Directions: Copy out all lines that carry the word "αριθμό".

Saved data entries

□ □ □ □ □

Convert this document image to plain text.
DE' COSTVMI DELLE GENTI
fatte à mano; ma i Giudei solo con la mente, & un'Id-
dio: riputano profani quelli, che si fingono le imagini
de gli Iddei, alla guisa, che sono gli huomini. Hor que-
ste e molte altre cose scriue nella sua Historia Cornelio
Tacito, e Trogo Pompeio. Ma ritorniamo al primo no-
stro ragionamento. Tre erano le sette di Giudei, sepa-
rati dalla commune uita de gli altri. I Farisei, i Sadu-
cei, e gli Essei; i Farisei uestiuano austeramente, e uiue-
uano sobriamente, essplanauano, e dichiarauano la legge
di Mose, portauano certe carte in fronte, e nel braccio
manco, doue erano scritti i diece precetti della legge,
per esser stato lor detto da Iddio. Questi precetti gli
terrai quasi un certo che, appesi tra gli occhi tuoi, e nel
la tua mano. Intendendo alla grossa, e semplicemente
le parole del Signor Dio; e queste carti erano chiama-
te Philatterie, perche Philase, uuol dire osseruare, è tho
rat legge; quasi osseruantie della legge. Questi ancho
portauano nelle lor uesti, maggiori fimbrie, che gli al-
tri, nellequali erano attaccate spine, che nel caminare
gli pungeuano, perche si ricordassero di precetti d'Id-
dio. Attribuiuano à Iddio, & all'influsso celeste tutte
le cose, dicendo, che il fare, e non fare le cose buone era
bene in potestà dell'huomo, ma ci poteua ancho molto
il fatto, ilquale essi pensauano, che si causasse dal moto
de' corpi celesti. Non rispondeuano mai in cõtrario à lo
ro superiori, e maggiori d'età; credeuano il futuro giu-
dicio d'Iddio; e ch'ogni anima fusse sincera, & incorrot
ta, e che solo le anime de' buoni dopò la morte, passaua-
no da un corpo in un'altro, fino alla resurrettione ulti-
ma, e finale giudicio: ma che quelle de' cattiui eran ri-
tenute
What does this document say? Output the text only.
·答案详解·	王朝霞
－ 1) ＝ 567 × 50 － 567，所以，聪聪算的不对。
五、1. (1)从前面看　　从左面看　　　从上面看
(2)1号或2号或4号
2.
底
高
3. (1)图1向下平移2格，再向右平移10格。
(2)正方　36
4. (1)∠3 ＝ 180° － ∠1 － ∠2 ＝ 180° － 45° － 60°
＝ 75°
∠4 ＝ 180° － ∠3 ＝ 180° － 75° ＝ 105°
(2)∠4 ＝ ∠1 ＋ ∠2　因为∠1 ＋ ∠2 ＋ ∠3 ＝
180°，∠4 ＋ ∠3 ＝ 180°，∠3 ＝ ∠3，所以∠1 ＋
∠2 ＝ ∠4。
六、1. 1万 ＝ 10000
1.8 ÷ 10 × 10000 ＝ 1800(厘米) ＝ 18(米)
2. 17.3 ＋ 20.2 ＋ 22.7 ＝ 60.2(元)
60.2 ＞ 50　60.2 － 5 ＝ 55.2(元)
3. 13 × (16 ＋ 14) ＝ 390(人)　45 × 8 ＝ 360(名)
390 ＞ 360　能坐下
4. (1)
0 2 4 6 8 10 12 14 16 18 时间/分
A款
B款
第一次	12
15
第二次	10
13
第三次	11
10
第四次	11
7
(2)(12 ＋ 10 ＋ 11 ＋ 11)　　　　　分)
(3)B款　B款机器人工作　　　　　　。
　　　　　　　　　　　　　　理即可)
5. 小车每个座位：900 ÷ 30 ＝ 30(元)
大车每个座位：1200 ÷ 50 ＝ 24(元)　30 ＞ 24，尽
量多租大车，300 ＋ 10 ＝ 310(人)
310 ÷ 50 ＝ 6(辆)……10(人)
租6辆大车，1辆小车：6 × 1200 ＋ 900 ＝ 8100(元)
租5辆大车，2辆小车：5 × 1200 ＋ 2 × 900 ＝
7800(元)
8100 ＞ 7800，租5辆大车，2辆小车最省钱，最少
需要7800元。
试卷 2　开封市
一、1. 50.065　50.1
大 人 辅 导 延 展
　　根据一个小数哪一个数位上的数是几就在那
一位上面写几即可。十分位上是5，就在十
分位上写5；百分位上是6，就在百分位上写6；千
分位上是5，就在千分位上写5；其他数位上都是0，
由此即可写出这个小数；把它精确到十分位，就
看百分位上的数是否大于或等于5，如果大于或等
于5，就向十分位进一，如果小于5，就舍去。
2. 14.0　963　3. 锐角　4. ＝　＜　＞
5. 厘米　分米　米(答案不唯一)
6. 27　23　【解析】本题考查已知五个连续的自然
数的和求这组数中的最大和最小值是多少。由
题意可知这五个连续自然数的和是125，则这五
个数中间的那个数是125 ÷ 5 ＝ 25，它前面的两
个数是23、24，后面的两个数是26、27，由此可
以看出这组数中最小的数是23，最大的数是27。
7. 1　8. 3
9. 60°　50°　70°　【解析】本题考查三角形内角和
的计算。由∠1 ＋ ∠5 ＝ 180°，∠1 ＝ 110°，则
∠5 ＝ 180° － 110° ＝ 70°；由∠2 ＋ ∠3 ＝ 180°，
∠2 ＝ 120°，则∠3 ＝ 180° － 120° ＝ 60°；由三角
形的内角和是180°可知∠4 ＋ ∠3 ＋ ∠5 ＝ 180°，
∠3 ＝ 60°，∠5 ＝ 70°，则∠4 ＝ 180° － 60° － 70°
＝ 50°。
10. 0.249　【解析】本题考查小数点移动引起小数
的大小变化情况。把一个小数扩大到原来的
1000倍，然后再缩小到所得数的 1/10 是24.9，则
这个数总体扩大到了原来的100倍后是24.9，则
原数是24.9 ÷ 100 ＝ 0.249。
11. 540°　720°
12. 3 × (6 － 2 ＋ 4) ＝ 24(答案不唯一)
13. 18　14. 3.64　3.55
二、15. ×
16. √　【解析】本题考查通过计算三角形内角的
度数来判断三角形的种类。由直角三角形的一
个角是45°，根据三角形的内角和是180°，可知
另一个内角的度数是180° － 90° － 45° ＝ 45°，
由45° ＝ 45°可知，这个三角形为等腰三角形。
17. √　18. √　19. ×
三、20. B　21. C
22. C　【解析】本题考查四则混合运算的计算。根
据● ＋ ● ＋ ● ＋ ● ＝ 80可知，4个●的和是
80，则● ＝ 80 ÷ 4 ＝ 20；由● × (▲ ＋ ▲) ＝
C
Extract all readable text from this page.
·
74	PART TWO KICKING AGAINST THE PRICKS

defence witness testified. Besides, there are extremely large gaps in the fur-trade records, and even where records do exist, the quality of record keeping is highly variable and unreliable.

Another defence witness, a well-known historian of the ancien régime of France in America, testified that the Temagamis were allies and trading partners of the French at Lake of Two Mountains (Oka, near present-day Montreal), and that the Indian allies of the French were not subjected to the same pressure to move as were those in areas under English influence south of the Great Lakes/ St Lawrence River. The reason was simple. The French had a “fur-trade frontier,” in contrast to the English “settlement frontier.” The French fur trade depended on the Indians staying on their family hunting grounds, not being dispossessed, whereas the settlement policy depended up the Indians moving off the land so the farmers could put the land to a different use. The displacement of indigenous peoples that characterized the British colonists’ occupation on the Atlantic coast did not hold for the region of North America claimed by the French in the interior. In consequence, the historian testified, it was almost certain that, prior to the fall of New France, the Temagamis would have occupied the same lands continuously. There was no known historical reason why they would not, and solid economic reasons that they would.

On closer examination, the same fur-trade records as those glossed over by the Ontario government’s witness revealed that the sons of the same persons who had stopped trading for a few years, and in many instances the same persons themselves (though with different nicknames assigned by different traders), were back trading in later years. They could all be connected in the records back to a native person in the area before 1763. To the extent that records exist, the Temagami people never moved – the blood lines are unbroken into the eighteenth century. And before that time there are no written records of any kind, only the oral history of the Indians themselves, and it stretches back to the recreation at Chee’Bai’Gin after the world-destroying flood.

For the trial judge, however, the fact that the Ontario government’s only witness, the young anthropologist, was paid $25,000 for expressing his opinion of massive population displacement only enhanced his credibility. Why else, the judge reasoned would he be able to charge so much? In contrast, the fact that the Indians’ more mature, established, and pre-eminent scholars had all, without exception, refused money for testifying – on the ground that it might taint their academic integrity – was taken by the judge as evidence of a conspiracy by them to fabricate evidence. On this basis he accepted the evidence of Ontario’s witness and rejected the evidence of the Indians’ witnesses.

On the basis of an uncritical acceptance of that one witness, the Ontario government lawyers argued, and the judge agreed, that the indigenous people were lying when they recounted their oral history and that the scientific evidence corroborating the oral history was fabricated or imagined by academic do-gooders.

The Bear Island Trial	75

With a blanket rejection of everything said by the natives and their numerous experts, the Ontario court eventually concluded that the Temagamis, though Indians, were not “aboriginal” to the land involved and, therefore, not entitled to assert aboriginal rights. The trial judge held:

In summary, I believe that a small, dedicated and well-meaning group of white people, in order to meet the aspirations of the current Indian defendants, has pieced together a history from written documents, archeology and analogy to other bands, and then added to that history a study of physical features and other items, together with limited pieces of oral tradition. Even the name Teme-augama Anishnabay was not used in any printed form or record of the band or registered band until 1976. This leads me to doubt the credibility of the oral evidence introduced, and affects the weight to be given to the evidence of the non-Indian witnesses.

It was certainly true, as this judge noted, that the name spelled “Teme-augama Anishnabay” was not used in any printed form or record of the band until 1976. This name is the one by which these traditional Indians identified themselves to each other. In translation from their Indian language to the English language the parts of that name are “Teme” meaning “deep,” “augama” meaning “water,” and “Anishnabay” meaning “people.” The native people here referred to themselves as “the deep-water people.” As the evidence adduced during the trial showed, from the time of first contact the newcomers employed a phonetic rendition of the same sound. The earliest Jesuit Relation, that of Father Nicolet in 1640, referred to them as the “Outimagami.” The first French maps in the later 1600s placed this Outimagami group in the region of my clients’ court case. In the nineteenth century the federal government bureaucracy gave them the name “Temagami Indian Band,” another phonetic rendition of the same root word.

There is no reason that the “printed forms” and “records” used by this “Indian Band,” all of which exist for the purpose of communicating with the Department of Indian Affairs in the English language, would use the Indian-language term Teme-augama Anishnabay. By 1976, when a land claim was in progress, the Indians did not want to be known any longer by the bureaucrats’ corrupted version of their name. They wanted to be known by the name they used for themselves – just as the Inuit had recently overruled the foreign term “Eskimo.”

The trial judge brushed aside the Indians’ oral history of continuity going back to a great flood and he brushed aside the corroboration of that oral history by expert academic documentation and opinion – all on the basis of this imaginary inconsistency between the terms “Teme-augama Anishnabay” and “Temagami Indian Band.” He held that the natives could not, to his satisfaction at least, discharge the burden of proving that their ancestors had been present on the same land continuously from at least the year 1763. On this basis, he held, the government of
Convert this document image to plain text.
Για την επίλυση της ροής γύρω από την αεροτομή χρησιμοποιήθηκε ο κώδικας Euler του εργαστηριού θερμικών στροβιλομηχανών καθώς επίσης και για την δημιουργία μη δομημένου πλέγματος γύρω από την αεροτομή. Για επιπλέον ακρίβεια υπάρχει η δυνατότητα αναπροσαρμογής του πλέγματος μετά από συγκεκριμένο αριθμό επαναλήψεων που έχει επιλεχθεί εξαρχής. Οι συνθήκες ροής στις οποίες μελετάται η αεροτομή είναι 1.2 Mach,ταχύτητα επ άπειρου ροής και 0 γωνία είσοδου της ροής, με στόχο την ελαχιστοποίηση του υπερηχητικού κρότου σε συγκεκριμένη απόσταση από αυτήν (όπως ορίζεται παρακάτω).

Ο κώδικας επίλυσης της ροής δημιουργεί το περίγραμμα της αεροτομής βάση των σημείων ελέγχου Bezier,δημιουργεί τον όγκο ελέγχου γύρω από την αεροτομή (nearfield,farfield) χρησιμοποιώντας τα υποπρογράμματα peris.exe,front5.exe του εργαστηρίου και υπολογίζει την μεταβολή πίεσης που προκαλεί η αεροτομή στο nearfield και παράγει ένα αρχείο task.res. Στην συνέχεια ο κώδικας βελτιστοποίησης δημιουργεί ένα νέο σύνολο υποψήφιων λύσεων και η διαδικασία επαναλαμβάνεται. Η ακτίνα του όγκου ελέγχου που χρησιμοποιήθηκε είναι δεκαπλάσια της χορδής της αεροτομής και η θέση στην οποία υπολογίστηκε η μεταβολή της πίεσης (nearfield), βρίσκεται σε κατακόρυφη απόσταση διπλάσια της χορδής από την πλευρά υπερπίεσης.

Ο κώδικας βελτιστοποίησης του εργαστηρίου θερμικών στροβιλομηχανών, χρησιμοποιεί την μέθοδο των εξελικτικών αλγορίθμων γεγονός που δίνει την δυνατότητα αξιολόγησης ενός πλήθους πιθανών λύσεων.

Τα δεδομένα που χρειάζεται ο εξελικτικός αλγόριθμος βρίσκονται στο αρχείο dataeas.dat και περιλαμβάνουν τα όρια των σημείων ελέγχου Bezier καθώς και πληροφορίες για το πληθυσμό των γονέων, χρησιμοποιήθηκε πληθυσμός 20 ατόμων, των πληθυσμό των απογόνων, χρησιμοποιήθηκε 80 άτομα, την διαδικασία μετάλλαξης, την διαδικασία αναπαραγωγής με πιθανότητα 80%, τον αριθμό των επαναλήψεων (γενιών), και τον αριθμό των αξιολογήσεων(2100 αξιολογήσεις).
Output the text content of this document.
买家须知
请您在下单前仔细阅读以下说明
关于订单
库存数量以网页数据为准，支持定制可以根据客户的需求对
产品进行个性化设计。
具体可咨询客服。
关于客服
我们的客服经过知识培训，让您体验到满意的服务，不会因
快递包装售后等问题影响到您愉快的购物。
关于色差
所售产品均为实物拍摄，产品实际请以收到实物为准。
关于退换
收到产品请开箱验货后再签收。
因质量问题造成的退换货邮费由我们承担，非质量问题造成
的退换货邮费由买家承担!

□ □ □ □ □

Answer to this task:
Για την επίλυση της ροής γύρω από την αεροτομή χρησιμοποιήθηκε ο κώδικας Euler του εργαστηριού θερμικών στροβιλομηχανών καθώς επίσης και για την δημιουργία μη δομημένου πλέγματος γύρω από την αεροτομή. Για επιπλέον ακρίβεια υπάρχει η δυνατότητα αναπροσαρμογής του πλέγματος μετά από συγκεκριμένο αριθμό επαναλήψεων που έχει επιλεχθεί εξαρχής. Οι συνθήκες ροής στις οποίες μελετάται η αεροτομή είναι 1.2 Mach,ταχύτητα επ άπειρου ροής και 0 γωνία είσοδου της ροής, με στόχο την ελαχιστοποίηση του υπερηχητικού κρότου σε συγκεκριμένη απόσταση από αυτήν (όπως ορίζεται παρακάτω).
Τα δεδομένα που χρειάζεται ο εξελικτικός αλγόριθμος βρίσκονται στο αρχείο dataeas.dat και περιλαμβάνουν τα όρια των σημείων ελέγχου Bezier καθώς και πληροφορίες για το πληθυσμό των γονέων, χρησιμοποιήθηκε πληθυσμός 20 ατόμων, των πληθυσμό των απογόνων, χρησιμοποιήθηκε 80 άτομα, την διαδικασία μετάλλαξης, την διαδικασία αναπαραγωγής με πιθανότητα 80%, τον αριθμό των επαναλήψεων (γενιών), και τον αριθμό των αξιολογήσεων(2100 αξιολογήσεις).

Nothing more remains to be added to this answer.